◆ **Exercise aim**
Below is some material; transcribe all of it exactly.

◆ **Raw records**
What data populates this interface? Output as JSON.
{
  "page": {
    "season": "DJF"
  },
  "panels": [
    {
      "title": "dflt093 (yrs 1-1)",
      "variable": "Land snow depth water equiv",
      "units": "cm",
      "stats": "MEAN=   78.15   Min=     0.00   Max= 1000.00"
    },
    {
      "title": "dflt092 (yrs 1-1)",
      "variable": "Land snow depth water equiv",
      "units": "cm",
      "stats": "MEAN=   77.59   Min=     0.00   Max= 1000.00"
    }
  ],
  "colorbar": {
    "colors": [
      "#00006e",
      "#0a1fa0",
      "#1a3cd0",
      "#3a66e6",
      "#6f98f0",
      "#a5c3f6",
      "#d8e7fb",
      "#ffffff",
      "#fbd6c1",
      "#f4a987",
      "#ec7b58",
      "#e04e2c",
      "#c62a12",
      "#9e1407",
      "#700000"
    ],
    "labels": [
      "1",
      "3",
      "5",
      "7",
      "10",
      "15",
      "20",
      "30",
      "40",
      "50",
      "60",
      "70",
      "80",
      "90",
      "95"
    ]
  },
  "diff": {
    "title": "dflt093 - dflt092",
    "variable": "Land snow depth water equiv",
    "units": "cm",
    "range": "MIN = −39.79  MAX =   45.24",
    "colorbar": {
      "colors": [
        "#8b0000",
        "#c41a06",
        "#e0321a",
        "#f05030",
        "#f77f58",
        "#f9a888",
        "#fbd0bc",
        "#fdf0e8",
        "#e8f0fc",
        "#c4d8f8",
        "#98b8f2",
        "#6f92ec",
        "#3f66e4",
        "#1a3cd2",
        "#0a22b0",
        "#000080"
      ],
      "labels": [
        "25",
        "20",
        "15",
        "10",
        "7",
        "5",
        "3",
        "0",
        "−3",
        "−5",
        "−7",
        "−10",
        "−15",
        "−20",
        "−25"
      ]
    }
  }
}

◆ **Complete answer**
What data populates this interface? Output as JSON.
{
  "page": {
    "season": "DJF"
  },
  "panels": [
    {
      "title": "dflt093 (yrs 1-1)",
      "variable": "Land snow depth water equiv",
      "units": "cm",
      "stats": "MEAN=   78.15   Min=     0.00   Max= 1000.00"
    },
    {
      "title": "dflt092 (yrs 1-1)",
      "variable": "Land snow depth water equiv",
      "units": "cm",
      "stats": "MEAN=   77.59   Min=     0.00   Max= 1000.00"
    }
  ],
  "colorbar": {
    "colors": [
      "#00006e",
      "#0a1fa0",
      "#1a3cd0",
      "#3a66e6",
      "#6f98f0",
      "#a5c3f6",
      "#d8e7fb",
      "#ffffff",
      "#fbd6c1",
      "#f4a987",
      "#ec7b58",
      "#e04e2c",
      "#c62a12",
      "#9e1407",
      "#700000"
    ],
    "labels": [
      "1",
      "3",
      "5",
      "7",
      "10",
      "15",
      "20",
      "30",
      "40",
      "50",
      "60",
      "70",
      "80",
      "90",
      "95"
    ]
  },
  "diff": {
    "title": "dflt093 - dflt092",
    "variable": "Land snow depth water equiv",
    "units": "cm",
    "range": "MIN = −39.79  MAX =   45.24",
    "colorbar": {
      "colors": [
        "#8b0000",
        "#c41a06",
        "#e0321a",
        "#f05030",
        "#f77f58",
        "#f9a888",
        "#fbd0bc",
        "#fdf0e8",
        "#e8f0fc",
        "#c4d8f8",
        "#98b8f2",
        "#6f92ec",
        "#3f66e4",
        "#1a3cd2",
        "#0a22b0",
        "#000080"
      ],
      "labels": [
        "25",
        "20",
        "15",
        "10",
        "7",
        "5",
        "3",
        "0",
        "−3",
        "−5",
        "−7",
        "−10",
        "−15",
        "−20",
        "−25"
      ]
    }
  }
}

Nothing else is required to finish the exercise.